Exercise task - Find how many lines in the data below include the word "JSON", then write only that number.

Stored data entries -
::::::::::
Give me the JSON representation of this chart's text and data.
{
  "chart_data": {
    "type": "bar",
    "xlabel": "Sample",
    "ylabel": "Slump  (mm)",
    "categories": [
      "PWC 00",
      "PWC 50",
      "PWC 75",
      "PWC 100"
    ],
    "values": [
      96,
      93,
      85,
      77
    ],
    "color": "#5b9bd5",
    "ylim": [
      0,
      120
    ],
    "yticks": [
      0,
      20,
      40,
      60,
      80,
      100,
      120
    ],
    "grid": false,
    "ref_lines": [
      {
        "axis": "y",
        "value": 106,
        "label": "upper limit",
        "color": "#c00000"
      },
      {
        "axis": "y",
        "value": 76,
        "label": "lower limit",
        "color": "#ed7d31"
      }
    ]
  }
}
::::::::::
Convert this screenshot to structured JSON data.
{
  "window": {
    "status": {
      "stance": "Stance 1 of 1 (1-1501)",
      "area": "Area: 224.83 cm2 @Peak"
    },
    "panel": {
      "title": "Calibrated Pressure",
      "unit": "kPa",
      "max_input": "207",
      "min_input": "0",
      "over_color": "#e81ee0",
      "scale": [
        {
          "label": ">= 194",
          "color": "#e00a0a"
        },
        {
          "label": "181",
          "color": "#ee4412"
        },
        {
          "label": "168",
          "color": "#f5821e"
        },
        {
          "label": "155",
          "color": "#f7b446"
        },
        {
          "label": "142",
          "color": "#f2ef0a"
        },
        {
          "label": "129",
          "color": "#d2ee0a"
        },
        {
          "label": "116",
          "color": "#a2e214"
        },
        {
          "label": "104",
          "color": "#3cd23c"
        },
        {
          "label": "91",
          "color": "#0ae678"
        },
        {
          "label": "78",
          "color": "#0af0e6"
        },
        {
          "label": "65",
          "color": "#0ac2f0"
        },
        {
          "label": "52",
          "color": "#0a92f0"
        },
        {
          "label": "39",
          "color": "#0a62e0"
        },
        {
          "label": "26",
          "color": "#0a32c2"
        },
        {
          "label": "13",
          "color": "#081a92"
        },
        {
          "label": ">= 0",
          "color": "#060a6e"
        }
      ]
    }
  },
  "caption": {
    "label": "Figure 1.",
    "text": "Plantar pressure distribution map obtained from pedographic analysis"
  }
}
::::::::::
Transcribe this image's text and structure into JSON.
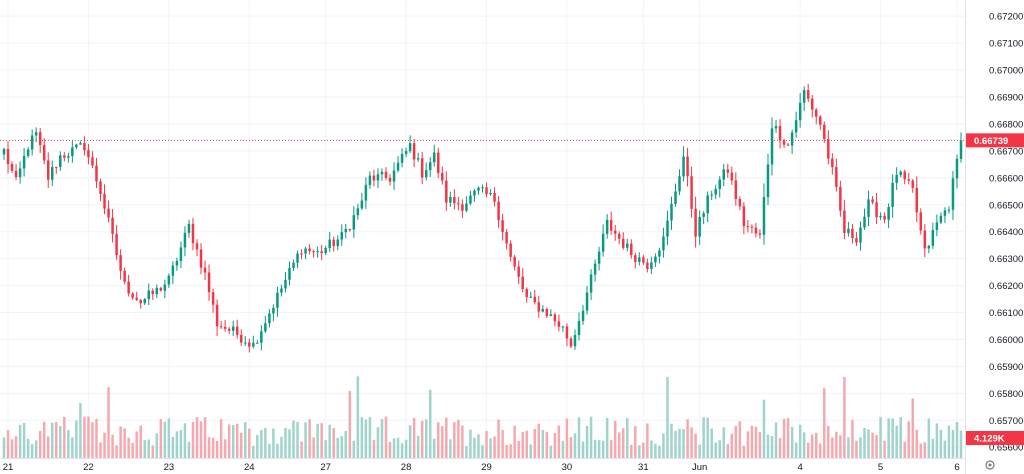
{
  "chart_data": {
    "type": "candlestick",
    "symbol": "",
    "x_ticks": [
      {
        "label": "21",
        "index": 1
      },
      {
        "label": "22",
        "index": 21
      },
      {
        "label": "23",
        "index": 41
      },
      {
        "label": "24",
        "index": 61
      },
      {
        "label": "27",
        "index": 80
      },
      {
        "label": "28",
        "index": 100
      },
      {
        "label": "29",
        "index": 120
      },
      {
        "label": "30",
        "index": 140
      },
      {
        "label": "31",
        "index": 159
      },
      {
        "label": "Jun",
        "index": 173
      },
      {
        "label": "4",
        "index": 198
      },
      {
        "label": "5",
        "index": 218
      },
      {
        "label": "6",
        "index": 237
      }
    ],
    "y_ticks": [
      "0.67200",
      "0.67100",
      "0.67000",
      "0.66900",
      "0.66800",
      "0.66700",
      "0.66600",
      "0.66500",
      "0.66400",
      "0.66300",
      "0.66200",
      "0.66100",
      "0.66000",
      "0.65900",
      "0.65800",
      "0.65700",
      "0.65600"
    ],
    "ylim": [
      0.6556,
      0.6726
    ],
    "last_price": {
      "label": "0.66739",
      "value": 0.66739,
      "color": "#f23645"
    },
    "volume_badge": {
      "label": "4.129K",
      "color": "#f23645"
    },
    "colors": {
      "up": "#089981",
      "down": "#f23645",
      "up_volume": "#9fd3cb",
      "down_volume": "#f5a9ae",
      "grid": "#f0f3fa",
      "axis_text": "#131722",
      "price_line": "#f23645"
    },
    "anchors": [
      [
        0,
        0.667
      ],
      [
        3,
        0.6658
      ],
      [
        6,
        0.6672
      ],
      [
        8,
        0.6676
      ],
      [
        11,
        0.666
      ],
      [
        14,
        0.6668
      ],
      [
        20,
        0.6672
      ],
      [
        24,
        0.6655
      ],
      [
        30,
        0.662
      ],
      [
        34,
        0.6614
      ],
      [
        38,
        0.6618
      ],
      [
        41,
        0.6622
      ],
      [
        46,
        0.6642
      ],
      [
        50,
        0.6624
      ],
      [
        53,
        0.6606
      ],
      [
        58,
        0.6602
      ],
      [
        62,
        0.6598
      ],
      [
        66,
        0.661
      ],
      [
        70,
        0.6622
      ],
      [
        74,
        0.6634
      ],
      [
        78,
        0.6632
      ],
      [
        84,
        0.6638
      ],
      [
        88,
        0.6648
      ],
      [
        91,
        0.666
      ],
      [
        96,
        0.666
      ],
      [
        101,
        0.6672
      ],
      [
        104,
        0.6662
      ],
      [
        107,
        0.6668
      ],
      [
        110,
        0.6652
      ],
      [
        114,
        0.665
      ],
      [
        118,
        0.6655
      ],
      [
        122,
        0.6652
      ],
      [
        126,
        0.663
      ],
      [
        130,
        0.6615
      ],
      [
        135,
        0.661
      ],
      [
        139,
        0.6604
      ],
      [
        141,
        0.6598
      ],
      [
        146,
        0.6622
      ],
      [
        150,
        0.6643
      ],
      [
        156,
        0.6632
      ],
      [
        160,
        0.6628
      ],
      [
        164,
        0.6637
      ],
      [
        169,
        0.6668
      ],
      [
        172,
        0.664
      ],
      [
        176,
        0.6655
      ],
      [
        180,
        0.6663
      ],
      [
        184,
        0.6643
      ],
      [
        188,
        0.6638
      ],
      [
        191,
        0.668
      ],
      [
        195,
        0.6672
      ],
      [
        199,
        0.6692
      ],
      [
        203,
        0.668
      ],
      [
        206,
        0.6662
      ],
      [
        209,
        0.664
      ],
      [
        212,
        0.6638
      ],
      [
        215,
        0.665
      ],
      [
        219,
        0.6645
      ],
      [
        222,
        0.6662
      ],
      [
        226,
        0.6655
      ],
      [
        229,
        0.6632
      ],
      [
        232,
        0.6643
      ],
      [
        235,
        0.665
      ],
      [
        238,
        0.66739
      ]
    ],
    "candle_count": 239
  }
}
::::::::::
Solution to this problem - 3